Aim: Transcribe every entry word for word. Skip the pictures.

Collected data:
↓

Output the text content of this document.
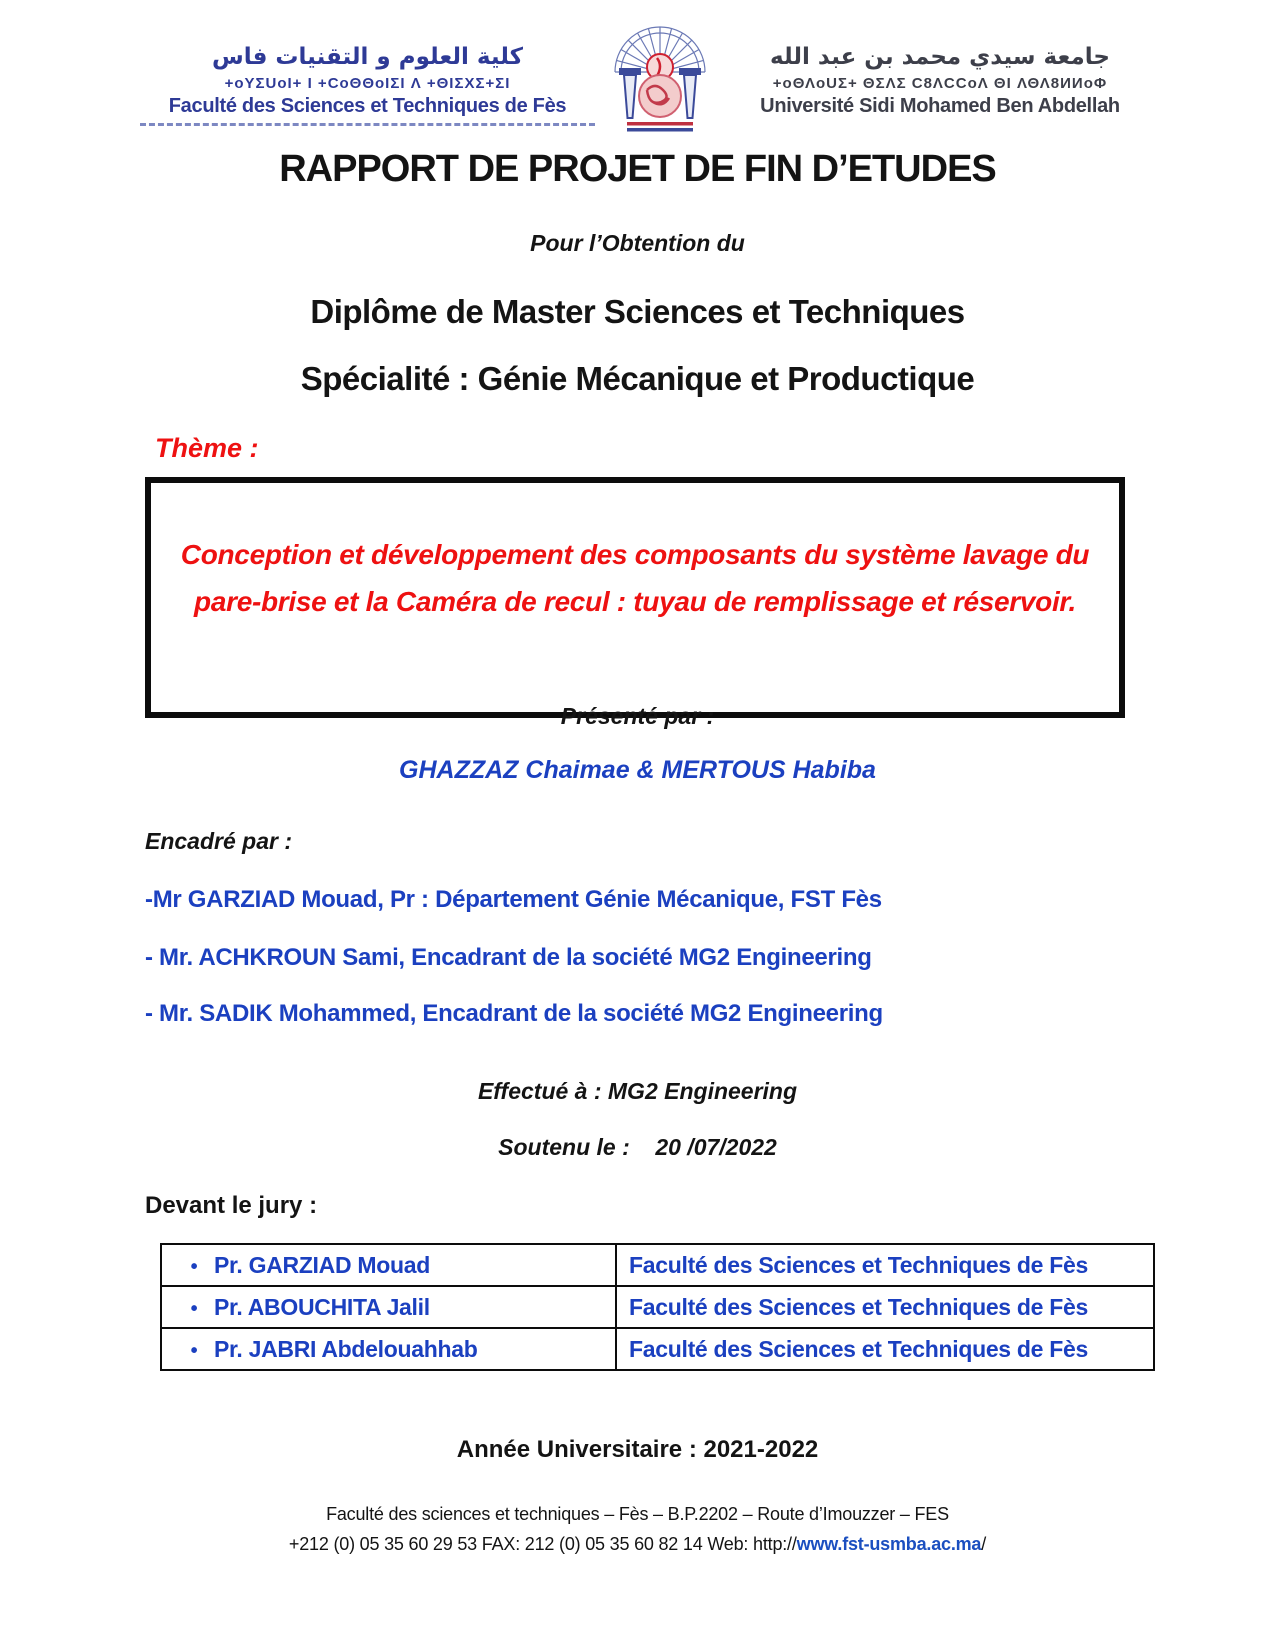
كلية العلوم و التقنيات فاس
+oYΣUoI+ I +CoΘΘoIΣI Λ +ΘIΣXΣ+ΣI
Faculté des Sciences et Techniques de Fès
جامعة سيدي محمد بن عبد الله
+oΘΛoUΣ+ ΘΣΛΣ C8ΛCCoΛ ΘI ΛΘΛ8ИИoΦ
Université Sidi Mohamed Ben Abdellah
RAPPORT DE PROJET DE FIN D’ETUDES
Pour l’Obtention du
Diplôme de Master Sciences et Techniques
Spécialité : Génie Mécanique et Productique
Thème :
Conception et développement des composants du système lavage du
pare-brise et la Caméra de recul : tuyau de remplissage et réservoir.
Présenté par :
GHAZZAZ Chaimae & MERTOUS Habiba
Encadré par :
-Mr GARZIAD Mouad, Pr : Département Génie Mécanique, FST Fès
- Mr. ACHKROUN Sami, Encadrant de la société MG2 Engineering
- Mr. SADIK Mohammed, Encadrant de la société MG2 Engineering
Effectué à : MG2 Engineering
Soutenu le :    20 /07/2022
Devant le jury :
• Pr. GARZIAD Mouad	Faculté des Sciences et Techniques de Fès
• Pr. ABOUCHITA Jalil	Faculté des Sciences et Techniques de Fès
• Pr. JABRI Abdelouahhab	Faculté des Sciences et Techniques de Fès
Année Universitaire : 2021-2022
Faculté des sciences et techniques – Fès – B.P.2202 – Route d’Imouzzer – FES
+212 (0) 05 35 60 29 53 FAX: 212 (0) 05 35 60 82 14 Web: http://www.fst-usmba.ac.ma/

↑

Output of the exercise:
Output the text content of this document.
كلية العلوم و التقنيات فاس
+oYΣUoI+ I +CoΘΘoIΣI Λ +ΘIΣXΣ+ΣI
Faculté des Sciences et Techniques de Fès
جامعة سيدي محمد بن عبد الله
+oΘΛoUΣ+ ΘΣΛΣ C8ΛCCoΛ ΘI ΛΘΛ8ИИoΦ
Université Sidi Mohamed Ben Abdellah
RAPPORT DE PROJET DE FIN D’ETUDES
Pour l’Obtention du
Diplôme de Master Sciences et Techniques
Spécialité : Génie Mécanique et Productique
Thème :
Conception et développement des composants du système lavage du
pare-brise et la Caméra de recul : tuyau de remplissage et réservoir.
Présenté par :
GHAZZAZ Chaimae & MERTOUS Habiba
Encadré par :
-Mr GARZIAD Mouad, Pr : Département Génie Mécanique, FST Fès
- Mr. ACHKROUN Sami, Encadrant de la société MG2 Engineering
- Mr. SADIK Mohammed, Encadrant de la société MG2 Engineering
Effectué à : MG2 Engineering
Soutenu le :    20 /07/2022
Devant le jury :
• Pr. GARZIAD Mouad	Faculté des Sciences et Techniques de Fès
• Pr. ABOUCHITA Jalil	Faculté des Sciences et Techniques de Fès
• Pr. JABRI Abdelouahhab	Faculté des Sciences et Techniques de Fès
Année Universitaire : 2021-2022
Faculté des sciences et techniques – Fès – B.P.2202 – Route d’Imouzzer – FES
+212 (0) 05 35 60 29 53 FAX: 212 (0) 05 35 60 82 14 Web: http://www.fst-usmba.ac.ma/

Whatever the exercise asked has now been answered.